Short problem >>
Reproduce every entry exactly as shown.
** BEGIN Exercise input **
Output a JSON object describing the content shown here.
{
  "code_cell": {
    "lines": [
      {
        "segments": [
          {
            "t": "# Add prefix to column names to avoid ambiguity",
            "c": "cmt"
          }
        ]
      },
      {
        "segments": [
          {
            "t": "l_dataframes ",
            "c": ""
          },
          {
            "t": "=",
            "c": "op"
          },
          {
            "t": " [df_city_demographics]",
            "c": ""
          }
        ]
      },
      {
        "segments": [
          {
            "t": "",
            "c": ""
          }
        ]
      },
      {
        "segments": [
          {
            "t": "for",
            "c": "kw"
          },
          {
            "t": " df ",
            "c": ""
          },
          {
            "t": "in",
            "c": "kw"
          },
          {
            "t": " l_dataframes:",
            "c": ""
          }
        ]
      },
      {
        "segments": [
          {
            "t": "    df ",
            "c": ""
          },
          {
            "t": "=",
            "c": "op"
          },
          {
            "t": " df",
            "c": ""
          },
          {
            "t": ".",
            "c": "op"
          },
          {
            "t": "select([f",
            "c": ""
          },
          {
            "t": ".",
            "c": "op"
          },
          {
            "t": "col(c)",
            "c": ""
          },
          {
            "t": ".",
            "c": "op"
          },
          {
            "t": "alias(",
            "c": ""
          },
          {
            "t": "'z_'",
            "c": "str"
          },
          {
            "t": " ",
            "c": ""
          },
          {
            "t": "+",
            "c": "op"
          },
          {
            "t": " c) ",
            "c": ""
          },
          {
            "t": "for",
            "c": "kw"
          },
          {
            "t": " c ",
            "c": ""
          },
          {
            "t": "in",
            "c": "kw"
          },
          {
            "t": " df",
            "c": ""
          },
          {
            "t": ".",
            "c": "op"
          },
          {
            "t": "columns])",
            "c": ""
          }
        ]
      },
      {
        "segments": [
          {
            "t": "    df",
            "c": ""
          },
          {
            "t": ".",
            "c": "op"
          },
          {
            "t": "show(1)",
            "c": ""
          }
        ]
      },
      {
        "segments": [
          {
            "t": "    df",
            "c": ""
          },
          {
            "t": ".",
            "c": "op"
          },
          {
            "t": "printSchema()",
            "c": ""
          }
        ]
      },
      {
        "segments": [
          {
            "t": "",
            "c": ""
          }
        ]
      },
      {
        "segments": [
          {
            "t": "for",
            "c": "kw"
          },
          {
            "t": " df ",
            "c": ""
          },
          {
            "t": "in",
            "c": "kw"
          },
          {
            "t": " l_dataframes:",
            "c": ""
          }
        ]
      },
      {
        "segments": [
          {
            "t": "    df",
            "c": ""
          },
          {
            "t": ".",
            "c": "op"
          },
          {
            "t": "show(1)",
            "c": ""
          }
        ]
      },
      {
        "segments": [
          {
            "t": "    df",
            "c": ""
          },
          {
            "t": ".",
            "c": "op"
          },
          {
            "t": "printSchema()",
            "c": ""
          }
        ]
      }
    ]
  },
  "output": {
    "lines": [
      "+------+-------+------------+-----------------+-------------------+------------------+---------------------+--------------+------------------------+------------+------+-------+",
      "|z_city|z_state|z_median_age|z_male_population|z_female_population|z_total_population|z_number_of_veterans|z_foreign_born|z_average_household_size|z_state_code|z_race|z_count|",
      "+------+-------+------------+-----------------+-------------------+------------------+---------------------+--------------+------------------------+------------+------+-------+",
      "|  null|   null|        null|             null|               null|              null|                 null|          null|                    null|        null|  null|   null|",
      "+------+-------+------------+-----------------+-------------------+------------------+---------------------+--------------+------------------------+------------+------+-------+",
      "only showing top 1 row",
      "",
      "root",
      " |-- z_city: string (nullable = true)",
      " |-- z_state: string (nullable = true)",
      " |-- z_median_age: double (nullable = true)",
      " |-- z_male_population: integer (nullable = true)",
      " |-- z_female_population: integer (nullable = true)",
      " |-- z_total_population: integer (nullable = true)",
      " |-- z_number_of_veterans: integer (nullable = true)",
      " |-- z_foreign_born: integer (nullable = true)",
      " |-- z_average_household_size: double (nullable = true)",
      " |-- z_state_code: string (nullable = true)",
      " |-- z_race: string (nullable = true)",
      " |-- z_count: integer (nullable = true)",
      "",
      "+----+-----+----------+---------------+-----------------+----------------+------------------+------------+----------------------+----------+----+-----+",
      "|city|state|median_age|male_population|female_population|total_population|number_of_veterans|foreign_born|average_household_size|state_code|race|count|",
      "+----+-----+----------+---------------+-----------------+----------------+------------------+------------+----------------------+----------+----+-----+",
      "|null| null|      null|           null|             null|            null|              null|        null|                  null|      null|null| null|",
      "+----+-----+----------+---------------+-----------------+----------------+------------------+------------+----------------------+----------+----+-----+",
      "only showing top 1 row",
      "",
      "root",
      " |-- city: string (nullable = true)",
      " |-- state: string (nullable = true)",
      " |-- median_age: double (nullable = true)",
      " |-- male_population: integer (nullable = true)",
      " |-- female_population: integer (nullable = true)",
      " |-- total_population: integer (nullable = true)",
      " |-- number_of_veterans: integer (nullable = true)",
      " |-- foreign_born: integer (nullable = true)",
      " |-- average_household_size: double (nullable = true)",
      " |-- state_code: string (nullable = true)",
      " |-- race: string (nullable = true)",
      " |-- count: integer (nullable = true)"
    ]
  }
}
** END Exercise input **
Solution >>
Output a JSON object describing the content shown here.
{
  "code_cell": {
    "lines": [
      {
        "segments": [
          {
            "t": "# Add prefix to column names to avoid ambiguity",
            "c": "cmt"
          }
        ]
      },
      {
        "segments": [
          {
            "t": "l_dataframes ",
            "c": ""
          },
          {
            "t": "=",
            "c": "op"
          },
          {
            "t": " [df_city_demographics]",
            "c": ""
          }
        ]
      },
      {
        "segments": [
          {
            "t": "",
            "c": ""
          }
        ]
      },
      {
        "segments": [
          {
            "t": "for",
            "c": "kw"
          },
          {
            "t": " df ",
            "c": ""
          },
          {
            "t": "in",
            "c": "kw"
          },
          {
            "t": " l_dataframes:",
            "c": ""
          }
        ]
      },
      {
        "segments": [
          {
            "t": "    df ",
            "c": ""
          },
          {
            "t": "=",
            "c": "op"
          },
          {
            "t": " df",
            "c": ""
          },
          {
            "t": ".",
            "c": "op"
          },
          {
            "t": "select([f",
            "c": ""
          },
          {
            "t": ".",
            "c": "op"
          },
          {
            "t": "col(c)",
            "c": ""
          },
          {
            "t": ".",
            "c": "op"
          },
          {
            "t": "alias(",
            "c": ""
          },
          {
            "t": "'z_'",
            "c": "str"
          },
          {
            "t": " ",
            "c": ""
          },
          {
            "t": "+",
            "c": "op"
          },
          {
            "t": " c) ",
            "c": ""
          },
          {
            "t": "for",
            "c": "kw"
          },
          {
            "t": " c ",
            "c": ""
          },
          {
            "t": "in",
            "c": "kw"
          },
          {
            "t": " df",
            "c": ""
          },
          {
            "t": ".",
            "c": "op"
          },
          {
            "t": "columns])",
            "c": ""
          }
        ]
      },
      {
        "segments": [
          {
            "t": "    df",
            "c": ""
          },
          {
            "t": ".",
            "c": "op"
          },
          {
            "t": "show(1)",
            "c": ""
          }
        ]
      },
      {
        "segments": [
          {
            "t": "    df",
            "c": ""
          },
          {
            "t": ".",
            "c": "op"
          },
          {
            "t": "printSchema()",
            "c": ""
          }
        ]
      },
      {
        "segments": [
          {
            "t": "",
            "c": ""
          }
        ]
      },
      {
        "segments": [
          {
            "t": "for",
            "c": "kw"
          },
          {
            "t": " df ",
            "c": ""
          },
          {
            "t": "in",
            "c": "kw"
          },
          {
            "t": " l_dataframes:",
            "c": ""
          }
        ]
      },
      {
        "segments": [
          {
            "t": "    df",
            "c": ""
          },
          {
            "t": ".",
            "c": "op"
          },
          {
            "t": "show(1)",
            "c": ""
          }
        ]
      },
      {
        "segments": [
          {
            "t": "    df",
            "c": ""
          },
          {
            "t": ".",
            "c": "op"
          },
          {
            "t": "printSchema()",
            "c": ""
          }
        ]
      }
    ]
  },
  "output": {
    "lines": [
      "+------+-------+------------+-----------------+-------------------+------------------+---------------------+--------------+------------------------+------------+------+-------+",
      "|z_city|z_state|z_median_age|z_male_population|z_female_population|z_total_population|z_number_of_veterans|z_foreign_born|z_average_household_size|z_state_code|z_race|z_count|",
      "+------+-------+------------+-----------------+-------------------+------------------+---------------------+--------------+------------------------+------------+------+-------+",
      "|  null|   null|        null|             null|               null|              null|                 null|          null|                    null|        null|  null|   null|",
      "+------+-------+------------+-----------------+-------------------+------------------+---------------------+--------------+------------------------+------------+------+-------+",
      "only showing top 1 row",
      "",
      "root",
      " |-- z_city: string (nullable = true)",
      " |-- z_state: string (nullable = true)",
      " |-- z_median_age: double (nullable = true)",
      " |-- z_male_population: integer (nullable = true)",
      " |-- z_female_population: integer (nullable = true)",
      " |-- z_total_population: integer (nullable = true)",
      " |-- z_number_of_veterans: integer (nullable = true)",
      " |-- z_foreign_born: integer (nullable = true)",
      " |-- z_average_household_size: double (nullable = true)",
      " |-- z_state_code: string (nullable = true)",
      " |-- z_race: string (nullable = true)",
      " |-- z_count: integer (nullable = true)",
      "",
      "+----+-----+----------+---------------+-----------------+----------------+------------------+------------+----------------------+----------+----+-----+",
      "|city|state|median_age|male_population|female_population|total_population|number_of_veterans|foreign_born|average_household_size|state_code|race|count|",
      "+----+-----+----------+---------------+-----------------+----------------+------------------+------------+----------------------+----------+----+-----+",
      "|null| null|      null|           null|             null|            null|              null|        null|                  null|      null|null| null|",
      "+----+-----+----------+---------------+-----------------+----------------+------------------+------------+----------------------+----------+----+-----+",
      "only showing top 1 row",
      "",
      "root",
      " |-- city: string (nullable = true)",
      " |-- state: string (nullable = true)",
      " |-- median_age: double (nullable = true)",
      " |-- male_population: integer (nullable = true)",
      " |-- female_population: integer (nullable = true)",
      " |-- total_population: integer (nullable = true)",
      " |-- number_of_veterans: integer (nullable = true)",
      " |-- foreign_born: integer (nullable = true)",
      " |-- average_household_size: double (nullable = true)",
      " |-- state_code: string (nullable = true)",
      " |-- race: string (nullable = true)",
      " |-- count: integer (nullable = true)"
    ]
  }
}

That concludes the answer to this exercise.